Task details:
Copy each of the entries below faithfully, setting aside any pictures.

Data supplied:
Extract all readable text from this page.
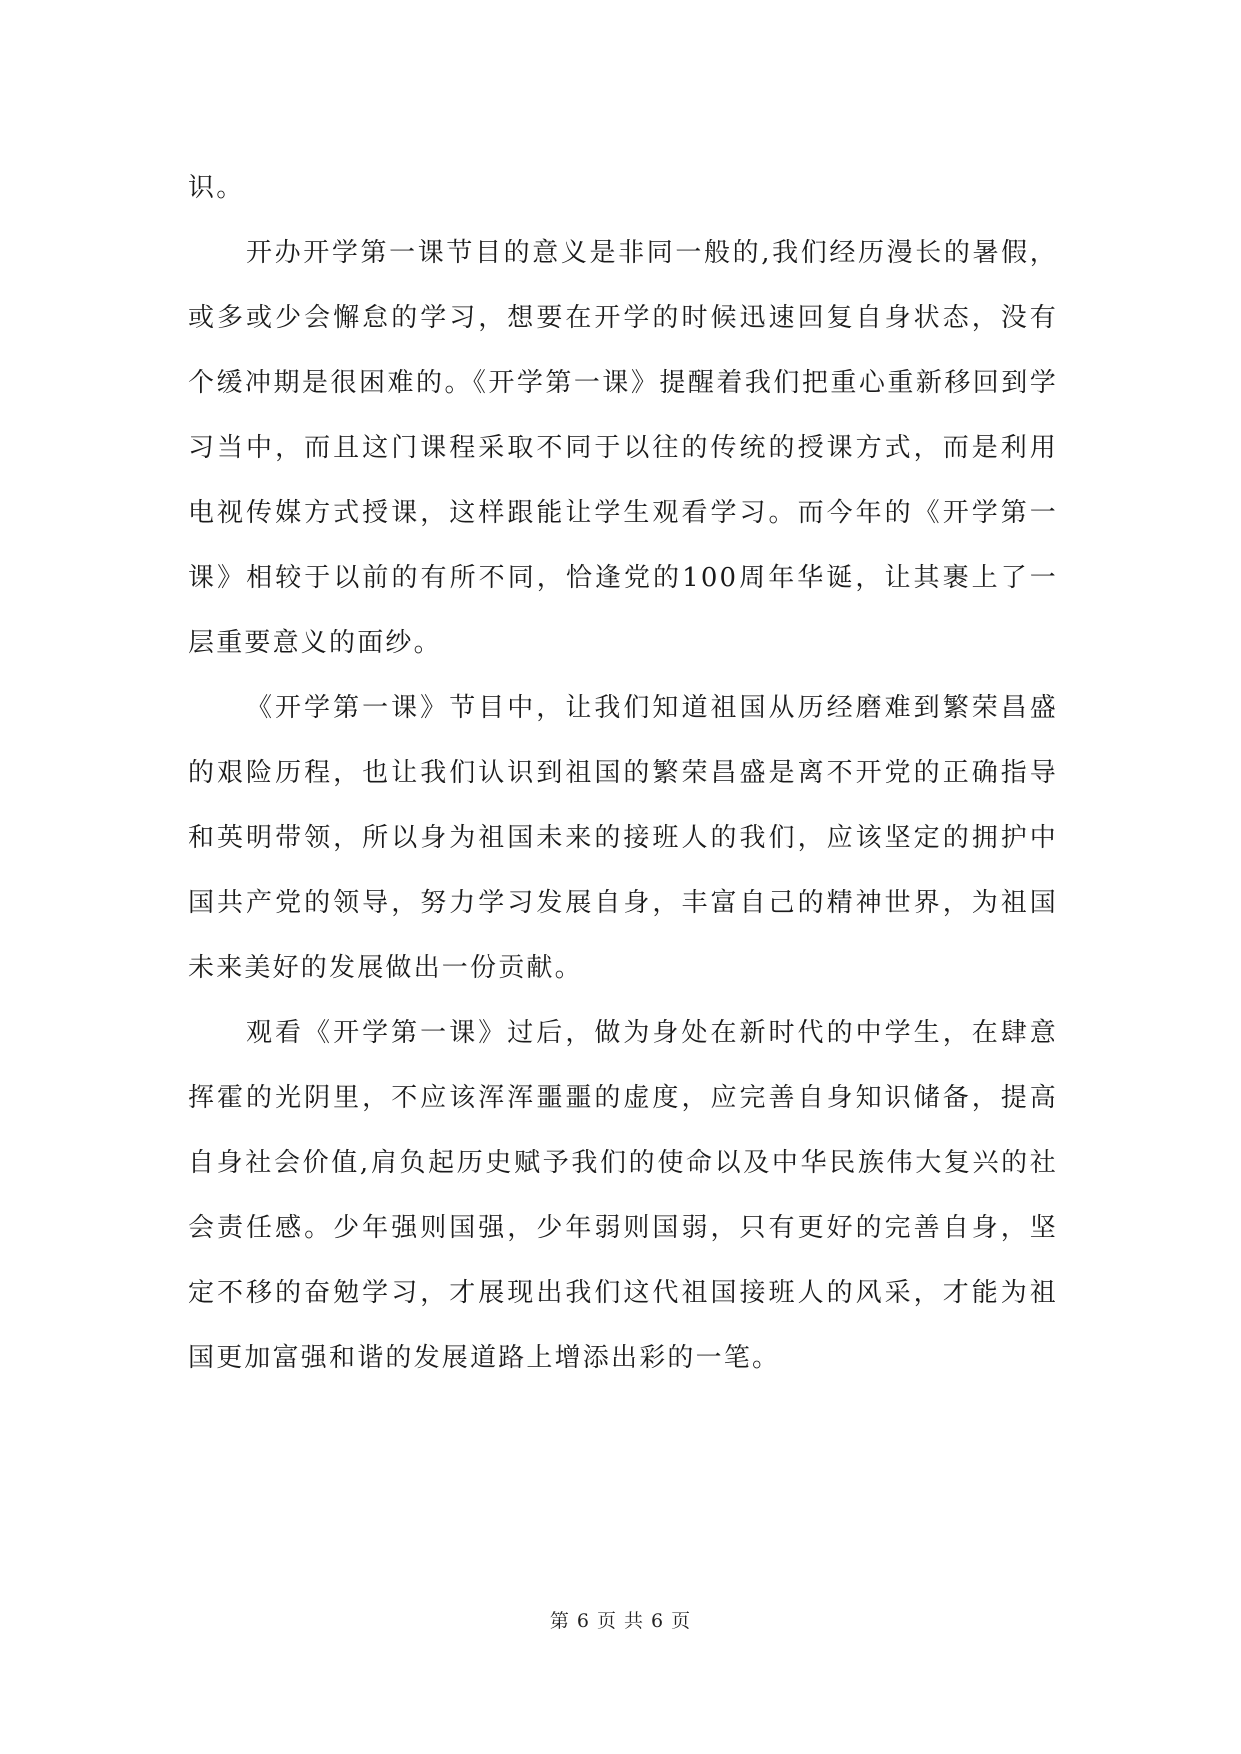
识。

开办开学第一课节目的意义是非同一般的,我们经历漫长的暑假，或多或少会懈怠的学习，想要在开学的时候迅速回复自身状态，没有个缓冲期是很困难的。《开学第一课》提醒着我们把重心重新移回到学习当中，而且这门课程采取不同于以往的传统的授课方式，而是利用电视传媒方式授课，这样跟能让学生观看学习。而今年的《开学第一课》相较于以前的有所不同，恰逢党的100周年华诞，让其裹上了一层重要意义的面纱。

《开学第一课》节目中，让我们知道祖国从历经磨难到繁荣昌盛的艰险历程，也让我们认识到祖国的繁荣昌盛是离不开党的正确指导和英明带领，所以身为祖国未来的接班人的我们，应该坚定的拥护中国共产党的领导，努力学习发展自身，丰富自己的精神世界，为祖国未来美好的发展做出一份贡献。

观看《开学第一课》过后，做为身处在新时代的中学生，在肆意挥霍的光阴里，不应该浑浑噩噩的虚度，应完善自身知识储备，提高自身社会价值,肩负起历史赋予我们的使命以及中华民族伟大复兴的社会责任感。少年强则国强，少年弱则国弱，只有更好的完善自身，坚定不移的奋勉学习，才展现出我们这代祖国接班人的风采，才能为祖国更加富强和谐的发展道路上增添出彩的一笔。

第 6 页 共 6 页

Exercise response:
Extract all readable text from this page.
识。

开办开学第一课节目的意义是非同一般的,我们经历漫长的暑假，或多或少会懈怠的学习，想要在开学的时候迅速回复自身状态，没有个缓冲期是很困难的。《开学第一课》提醒着我们把重心重新移回到学习当中，而且这门课程采取不同于以往的传统的授课方式，而是利用电视传媒方式授课，这样跟能让学生观看学习。而今年的《开学第一课》相较于以前的有所不同，恰逢党的100周年华诞，让其裹上了一层重要意义的面纱。

《开学第一课》节目中，让我们知道祖国从历经磨难到繁荣昌盛的艰险历程，也让我们认识到祖国的繁荣昌盛是离不开党的正确指导和英明带领，所以身为祖国未来的接班人的我们，应该坚定的拥护中国共产党的领导，努力学习发展自身，丰富自己的精神世界，为祖国未来美好的发展做出一份贡献。

观看《开学第一课》过后，做为身处在新时代的中学生，在肆意挥霍的光阴里，不应该浑浑噩噩的虚度，应完善自身知识储备，提高自身社会价值,肩负起历史赋予我们的使命以及中华民族伟大复兴的社会责任感。少年强则国强，少年弱则国弱，只有更好的完善自身，坚定不移的奋勉学习，才展现出我们这代祖国接班人的风采，才能为祖国更加富强和谐的发展道路上增添出彩的一笔。

第 6 页 共 6 页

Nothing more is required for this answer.